## Provided information
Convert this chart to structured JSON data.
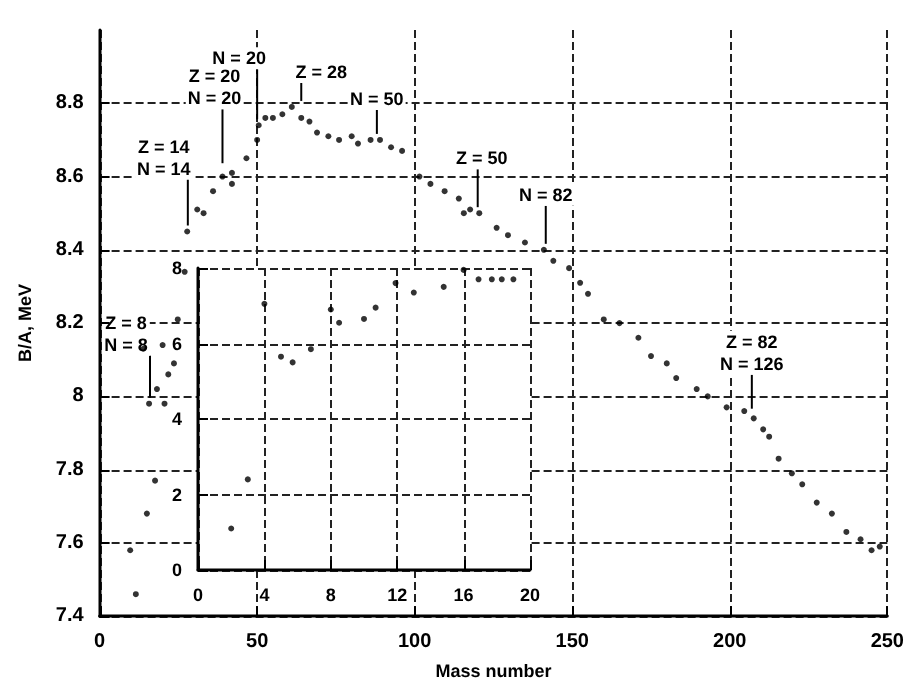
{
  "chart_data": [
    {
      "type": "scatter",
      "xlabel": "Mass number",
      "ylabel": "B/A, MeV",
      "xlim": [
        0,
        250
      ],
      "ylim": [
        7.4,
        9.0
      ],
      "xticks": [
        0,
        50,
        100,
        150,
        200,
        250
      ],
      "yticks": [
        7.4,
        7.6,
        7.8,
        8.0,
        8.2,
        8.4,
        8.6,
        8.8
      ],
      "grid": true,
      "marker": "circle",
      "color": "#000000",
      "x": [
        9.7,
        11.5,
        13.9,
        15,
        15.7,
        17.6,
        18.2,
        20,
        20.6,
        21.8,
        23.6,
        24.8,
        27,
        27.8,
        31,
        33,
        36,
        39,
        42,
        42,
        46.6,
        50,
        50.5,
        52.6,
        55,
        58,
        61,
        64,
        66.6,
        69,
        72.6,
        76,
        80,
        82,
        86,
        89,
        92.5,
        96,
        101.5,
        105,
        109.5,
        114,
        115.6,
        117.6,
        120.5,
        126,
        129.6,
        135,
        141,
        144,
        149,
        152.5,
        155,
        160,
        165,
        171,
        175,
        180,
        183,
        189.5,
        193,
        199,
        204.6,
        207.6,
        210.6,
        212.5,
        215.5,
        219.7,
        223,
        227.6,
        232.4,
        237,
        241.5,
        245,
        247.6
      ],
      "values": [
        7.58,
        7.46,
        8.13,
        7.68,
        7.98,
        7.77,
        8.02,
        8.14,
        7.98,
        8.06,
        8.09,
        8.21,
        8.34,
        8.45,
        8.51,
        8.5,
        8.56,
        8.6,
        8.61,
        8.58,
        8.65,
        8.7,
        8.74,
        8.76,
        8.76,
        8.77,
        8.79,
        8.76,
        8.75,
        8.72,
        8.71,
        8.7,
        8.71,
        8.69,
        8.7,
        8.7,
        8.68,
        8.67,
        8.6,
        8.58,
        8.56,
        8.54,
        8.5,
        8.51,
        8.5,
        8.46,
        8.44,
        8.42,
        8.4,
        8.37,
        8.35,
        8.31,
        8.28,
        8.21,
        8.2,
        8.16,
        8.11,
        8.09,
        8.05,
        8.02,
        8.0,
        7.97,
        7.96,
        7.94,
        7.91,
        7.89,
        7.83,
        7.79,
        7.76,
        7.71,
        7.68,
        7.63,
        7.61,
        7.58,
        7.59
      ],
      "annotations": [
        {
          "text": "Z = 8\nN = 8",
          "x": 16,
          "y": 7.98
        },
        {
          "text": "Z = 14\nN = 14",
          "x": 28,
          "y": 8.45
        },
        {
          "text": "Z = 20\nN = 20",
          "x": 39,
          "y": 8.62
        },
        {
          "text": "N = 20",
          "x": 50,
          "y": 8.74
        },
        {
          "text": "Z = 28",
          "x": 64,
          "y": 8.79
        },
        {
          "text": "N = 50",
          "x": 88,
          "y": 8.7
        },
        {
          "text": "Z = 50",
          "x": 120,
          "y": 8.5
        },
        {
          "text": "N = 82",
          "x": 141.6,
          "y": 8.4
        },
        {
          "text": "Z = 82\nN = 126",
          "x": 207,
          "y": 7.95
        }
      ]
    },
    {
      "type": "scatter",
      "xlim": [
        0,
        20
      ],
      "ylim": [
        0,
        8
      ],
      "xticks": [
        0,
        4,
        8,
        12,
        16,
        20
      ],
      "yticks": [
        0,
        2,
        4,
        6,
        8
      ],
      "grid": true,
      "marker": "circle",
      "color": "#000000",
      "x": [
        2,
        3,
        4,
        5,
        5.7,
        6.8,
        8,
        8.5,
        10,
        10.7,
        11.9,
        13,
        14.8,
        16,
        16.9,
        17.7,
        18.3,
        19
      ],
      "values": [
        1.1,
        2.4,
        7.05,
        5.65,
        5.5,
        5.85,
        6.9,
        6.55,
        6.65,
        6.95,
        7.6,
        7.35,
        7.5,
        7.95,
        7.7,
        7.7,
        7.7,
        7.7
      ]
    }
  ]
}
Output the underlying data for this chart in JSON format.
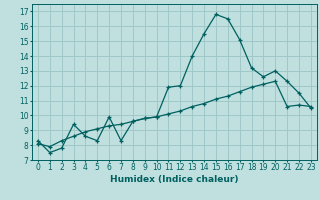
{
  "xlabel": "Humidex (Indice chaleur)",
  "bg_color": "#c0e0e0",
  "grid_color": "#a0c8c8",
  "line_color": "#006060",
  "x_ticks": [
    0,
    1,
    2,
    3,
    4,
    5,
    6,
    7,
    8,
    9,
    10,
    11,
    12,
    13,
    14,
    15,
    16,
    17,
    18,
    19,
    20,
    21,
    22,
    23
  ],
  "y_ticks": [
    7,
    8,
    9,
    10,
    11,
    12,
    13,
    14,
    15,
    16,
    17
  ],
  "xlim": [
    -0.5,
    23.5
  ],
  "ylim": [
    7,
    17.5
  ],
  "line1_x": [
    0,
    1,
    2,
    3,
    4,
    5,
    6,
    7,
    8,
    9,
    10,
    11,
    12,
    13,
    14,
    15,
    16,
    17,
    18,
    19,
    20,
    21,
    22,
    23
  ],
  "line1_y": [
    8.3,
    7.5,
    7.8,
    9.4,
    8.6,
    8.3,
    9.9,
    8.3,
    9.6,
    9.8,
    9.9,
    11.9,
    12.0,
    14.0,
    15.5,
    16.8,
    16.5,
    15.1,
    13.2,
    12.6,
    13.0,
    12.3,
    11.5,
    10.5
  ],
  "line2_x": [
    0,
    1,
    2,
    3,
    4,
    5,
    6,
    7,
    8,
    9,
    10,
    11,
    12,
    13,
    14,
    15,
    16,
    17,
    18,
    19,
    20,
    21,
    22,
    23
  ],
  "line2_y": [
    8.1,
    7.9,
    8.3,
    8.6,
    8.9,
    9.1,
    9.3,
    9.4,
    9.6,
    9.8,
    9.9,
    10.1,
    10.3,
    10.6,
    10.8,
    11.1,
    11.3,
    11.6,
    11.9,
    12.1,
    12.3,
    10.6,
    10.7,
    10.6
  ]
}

## What you need to do
Repeat each entry above word for word, leaving every picture out.

## Answer to the problem
Convert this chart to structured JSON data.
{
  "chart_data": [
    {
      "type": "scatter",
      "xlabel": "Mass number",
      "ylabel": "B/A, MeV",
      "xlim": [
        0,
        250
      ],
      "ylim": [
        7.4,
        9.0
      ],
      "xticks": [
        0,
        50,
        100,
        150,
        200,
        250
      ],
      "yticks": [
        7.4,
        7.6,
        7.8,
        8.0,
        8.2,
        8.4,
        8.6,
        8.8
      ],
      "grid": true,
      "marker": "circle",
      "color": "#000000",
      "x": [
        9.7,
        11.5,
        13.9,
        15,
        15.7,
        17.6,
        18.2,
        20,
        20.6,
        21.8,
        23.6,
        24.8,
        27,
        27.8,
        31,
        33,
        36,
        39,
        42,
        42,
        46.6,
        50,
        50.5,
        52.6,
        55,
        58,
        61,
        64,
        66.6,
        69,
        72.6,
        76,
        80,
        82,
        86,
        89,
        92.5,
        96,
        101.5,
        105,
        109.5,
        114,
        115.6,
        117.6,
        120.5,
        126,
        129.6,
        135,
        141,
        144,
        149,
        152.5,
        155,
        160,
        165,
        171,
        175,
        180,
        183,
        189.5,
        193,
        199,
        204.6,
        207.6,
        210.6,
        212.5,
        215.5,
        219.7,
        223,
        227.6,
        232.4,
        237,
        241.5,
        245,
        247.6
      ],
      "values": [
        7.58,
        7.46,
        8.13,
        7.68,
        7.98,
        7.77,
        8.02,
        8.14,
        7.98,
        8.06,
        8.09,
        8.21,
        8.34,
        8.45,
        8.51,
        8.5,
        8.56,
        8.6,
        8.61,
        8.58,
        8.65,
        8.7,
        8.74,
        8.76,
        8.76,
        8.77,
        8.79,
        8.76,
        8.75,
        8.72,
        8.71,
        8.7,
        8.71,
        8.69,
        8.7,
        8.7,
        8.68,
        8.67,
        8.6,
        8.58,
        8.56,
        8.54,
        8.5,
        8.51,
        8.5,
        8.46,
        8.44,
        8.42,
        8.4,
        8.37,
        8.35,
        8.31,
        8.28,
        8.21,
        8.2,
        8.16,
        8.11,
        8.09,
        8.05,
        8.02,
        8.0,
        7.97,
        7.96,
        7.94,
        7.91,
        7.89,
        7.83,
        7.79,
        7.76,
        7.71,
        7.68,
        7.63,
        7.61,
        7.58,
        7.59
      ],
      "annotations": [
        {
          "text": "Z = 8\nN = 8",
          "x": 16,
          "y": 7.98
        },
        {
          "text": "Z = 14\nN = 14",
          "x": 28,
          "y": 8.45
        },
        {
          "text": "Z = 20\nN = 20",
          "x": 39,
          "y": 8.62
        },
        {
          "text": "N = 20",
          "x": 50,
          "y": 8.74
        },
        {
          "text": "Z = 28",
          "x": 64,
          "y": 8.79
        },
        {
          "text": "N = 50",
          "x": 88,
          "y": 8.7
        },
        {
          "text": "Z = 50",
          "x": 120,
          "y": 8.5
        },
        {
          "text": "N = 82",
          "x": 141.6,
          "y": 8.4
        },
        {
          "text": "Z = 82\nN = 126",
          "x": 207,
          "y": 7.95
        }
      ]
    },
    {
      "type": "scatter",
      "xlim": [
        0,
        20
      ],
      "ylim": [
        0,
        8
      ],
      "xticks": [
        0,
        4,
        8,
        12,
        16,
        20
      ],
      "yticks": [
        0,
        2,
        4,
        6,
        8
      ],
      "grid": true,
      "marker": "circle",
      "color": "#000000",
      "x": [
        2,
        3,
        4,
        5,
        5.7,
        6.8,
        8,
        8.5,
        10,
        10.7,
        11.9,
        13,
        14.8,
        16,
        16.9,
        17.7,
        18.3,
        19
      ],
      "values": [
        1.1,
        2.4,
        7.05,
        5.65,
        5.5,
        5.85,
        6.9,
        6.55,
        6.65,
        6.95,
        7.6,
        7.35,
        7.5,
        7.95,
        7.7,
        7.7,
        7.7,
        7.7
      ]
    }
  ]
}
Output the underlying data for this chart in JSON format.
{
  "xlabel": "Humidex (Indice chaleur)",
  "bg_color": "#c0e0e0",
  "grid_color": "#a0c8c8",
  "line_color": "#006060",
  "x_ticks": [
    0,
    1,
    2,
    3,
    4,
    5,
    6,
    7,
    8,
    9,
    10,
    11,
    12,
    13,
    14,
    15,
    16,
    17,
    18,
    19,
    20,
    21,
    22,
    23
  ],
  "y_ticks": [
    7,
    8,
    9,
    10,
    11,
    12,
    13,
    14,
    15,
    16,
    17
  ],
  "xlim": [
    -0.5,
    23.5
  ],
  "ylim": [
    7,
    17.5
  ],
  "line1_x": [
    0,
    1,
    2,
    3,
    4,
    5,
    6,
    7,
    8,
    9,
    10,
    11,
    12,
    13,
    14,
    15,
    16,
    17,
    18,
    19,
    20,
    21,
    22,
    23
  ],
  "line1_y": [
    8.3,
    7.5,
    7.8,
    9.4,
    8.6,
    8.3,
    9.9,
    8.3,
    9.6,
    9.8,
    9.9,
    11.9,
    12.0,
    14.0,
    15.5,
    16.8,
    16.5,
    15.1,
    13.2,
    12.6,
    13.0,
    12.3,
    11.5,
    10.5
  ],
  "line2_x": [
    0,
    1,
    2,
    3,
    4,
    5,
    6,
    7,
    8,
    9,
    10,
    11,
    12,
    13,
    14,
    15,
    16,
    17,
    18,
    19,
    20,
    21,
    22,
    23
  ],
  "line2_y": [
    8.1,
    7.9,
    8.3,
    8.6,
    8.9,
    9.1,
    9.3,
    9.4,
    9.6,
    9.8,
    9.9,
    10.1,
    10.3,
    10.6,
    10.8,
    11.1,
    11.3,
    11.6,
    11.9,
    12.1,
    12.3,
    10.6,
    10.7,
    10.6
  ]
}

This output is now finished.